Re: libpq compression

From: Robert Haas <robertmhaas(at)gmail(dot)com>
To: Konstantin Knizhnik <k(dot)knizhnik(at)postgrespro(dot)ru>
Cc: Daniil Zakhlystov <usernamedt(at)yandex-team(dot)ru>, Andres Freund <andres(at)anarazel(dot)de>, PostgreSQL Hackers <pgsql-hackers(at)lists(dot)postgresql(dot)org>, Andrey Borodin <x4mmm(at)yandex-team(dot)ru>, Peter Eisentraut <peter(dot)eisentraut(at)enterprisedb(dot)com>
Subject: Re: libpq compression
Date: 2020-11-24 16:02:02
Message-ID: CA+TgmoZ07Gqcu7i=+F15+syJO5cMrhB=rVeWbyf=CR5BQz_QWg@mail.gmail.com
Views: Raw Message | Whole Thread | Download mbox | Resend email
Thread:
Lists: pgsql-hackers

On Tue, Nov 24, 2020 at 7:33 AM Konstantin Knizhnik
<k(dot)knizhnik(at)postgrespro(dot)ru> wrote:
> New version of the patch is attached.

I read over the comments from Andres (and Peter) suggesting that this
ought to be on-the-fly configurable. Here are some thoughts on making
that work with the wire protocol:

If the client potentially wants to use compression at some point it
should include _pq_.compression in the startup message. The value
associated with _pq_.compression should be a comma-separated list of
compression methods which the client understands. If the server
responds with a NegotiateProtocolVersion message, then it either
includes _pq_.compression (in which case the server does not support
compression) or it does not (in which case the server does support
compression). If no NegotiateProtocolVersion message is returned, then
the server is from before November 2017
(ae65f6066dc3d19a55f4fdcd3b30003c5ad8dbed) and compression is not
supported.
──────────────────────────────
_Objective_
Please carry the libpq compression message further, picking up after its last sentence. The records have no connection to the libpq compression message.
──────────────────────────────
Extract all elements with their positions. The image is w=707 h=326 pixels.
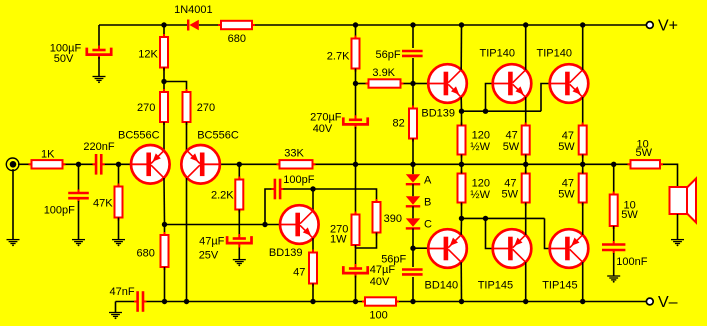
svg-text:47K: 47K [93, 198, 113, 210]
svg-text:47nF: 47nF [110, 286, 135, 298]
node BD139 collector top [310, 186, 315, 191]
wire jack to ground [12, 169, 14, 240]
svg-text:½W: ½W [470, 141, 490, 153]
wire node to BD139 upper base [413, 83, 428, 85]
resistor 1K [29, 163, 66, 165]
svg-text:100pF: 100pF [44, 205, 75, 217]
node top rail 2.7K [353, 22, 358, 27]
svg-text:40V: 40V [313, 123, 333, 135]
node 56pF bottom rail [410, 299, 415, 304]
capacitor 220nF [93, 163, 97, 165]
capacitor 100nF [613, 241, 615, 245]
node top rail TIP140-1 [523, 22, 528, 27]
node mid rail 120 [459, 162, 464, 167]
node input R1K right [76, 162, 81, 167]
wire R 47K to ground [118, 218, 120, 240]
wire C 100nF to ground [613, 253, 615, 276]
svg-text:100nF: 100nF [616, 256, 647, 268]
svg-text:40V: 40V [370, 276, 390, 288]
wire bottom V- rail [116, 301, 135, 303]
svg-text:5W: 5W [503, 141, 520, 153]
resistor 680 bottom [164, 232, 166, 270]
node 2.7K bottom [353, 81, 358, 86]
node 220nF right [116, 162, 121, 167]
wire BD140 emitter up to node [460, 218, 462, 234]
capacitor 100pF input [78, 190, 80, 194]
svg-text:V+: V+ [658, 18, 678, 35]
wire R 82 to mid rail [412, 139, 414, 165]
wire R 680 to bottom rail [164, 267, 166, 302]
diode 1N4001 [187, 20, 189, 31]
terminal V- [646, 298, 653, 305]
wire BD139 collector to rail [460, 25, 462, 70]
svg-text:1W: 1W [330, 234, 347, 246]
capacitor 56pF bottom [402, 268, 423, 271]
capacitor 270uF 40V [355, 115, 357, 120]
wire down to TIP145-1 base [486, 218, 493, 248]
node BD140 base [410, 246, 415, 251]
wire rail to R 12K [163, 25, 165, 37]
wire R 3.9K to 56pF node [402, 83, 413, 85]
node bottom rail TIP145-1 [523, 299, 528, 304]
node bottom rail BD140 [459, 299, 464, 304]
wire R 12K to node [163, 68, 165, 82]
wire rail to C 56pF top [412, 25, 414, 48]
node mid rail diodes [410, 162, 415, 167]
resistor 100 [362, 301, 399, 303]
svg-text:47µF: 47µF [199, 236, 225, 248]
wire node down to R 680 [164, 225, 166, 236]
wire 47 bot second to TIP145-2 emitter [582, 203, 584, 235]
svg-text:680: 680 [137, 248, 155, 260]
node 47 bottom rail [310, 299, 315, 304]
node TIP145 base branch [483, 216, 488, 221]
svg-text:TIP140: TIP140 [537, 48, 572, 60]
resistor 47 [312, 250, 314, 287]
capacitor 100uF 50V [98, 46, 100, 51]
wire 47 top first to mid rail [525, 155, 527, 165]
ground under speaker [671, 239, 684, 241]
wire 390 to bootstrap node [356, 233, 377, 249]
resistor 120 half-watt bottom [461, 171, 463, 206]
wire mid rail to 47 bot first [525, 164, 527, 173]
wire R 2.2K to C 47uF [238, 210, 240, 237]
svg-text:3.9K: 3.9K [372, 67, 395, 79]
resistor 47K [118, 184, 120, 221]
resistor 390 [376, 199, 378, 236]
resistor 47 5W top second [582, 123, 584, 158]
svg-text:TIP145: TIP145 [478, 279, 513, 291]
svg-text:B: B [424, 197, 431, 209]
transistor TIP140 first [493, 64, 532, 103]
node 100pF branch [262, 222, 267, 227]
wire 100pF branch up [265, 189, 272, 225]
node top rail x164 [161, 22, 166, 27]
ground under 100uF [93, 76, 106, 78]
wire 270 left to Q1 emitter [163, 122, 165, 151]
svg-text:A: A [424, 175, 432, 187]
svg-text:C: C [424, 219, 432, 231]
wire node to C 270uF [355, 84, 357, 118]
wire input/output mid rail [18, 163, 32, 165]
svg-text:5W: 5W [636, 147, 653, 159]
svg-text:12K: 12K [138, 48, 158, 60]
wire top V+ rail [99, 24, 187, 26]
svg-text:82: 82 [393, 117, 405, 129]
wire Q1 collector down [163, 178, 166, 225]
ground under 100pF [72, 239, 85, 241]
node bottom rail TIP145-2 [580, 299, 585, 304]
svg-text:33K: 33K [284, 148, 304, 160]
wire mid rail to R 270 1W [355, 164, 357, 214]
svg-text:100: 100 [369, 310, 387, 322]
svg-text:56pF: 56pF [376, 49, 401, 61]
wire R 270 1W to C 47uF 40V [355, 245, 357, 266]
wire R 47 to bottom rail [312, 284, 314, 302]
──────────────────────────────
_Exercise answer_
If the client requests compression and the server supports it, it
should return a new SupportedCompressionTypes message following
NegotiateProtocolMessage response. That should be a list of
compression methods which the server understands. At this point, the
clent and the server each know what methods the other understands.
Each should now feel free to select a compression method the other
side understands, and to switch methods whenever desired, as long as
they only select from methods the other side has said that they
understand. The patch seems to think that the compression method has
to be the same in both directions and that it can never change, but
there's no real reason for that. Let each side start out uncompressed
and then let it issue a new SetCompressionMethod protocol message to
switch the compression method whenever it wants. After sending that
message it begins using the new compression type. The other side
doesn't have to agree. That way, you don't have to worry about
synchronizing the two directions. Each side is just telling the other
what is choosing to do, from among the options the other side said it
could understand.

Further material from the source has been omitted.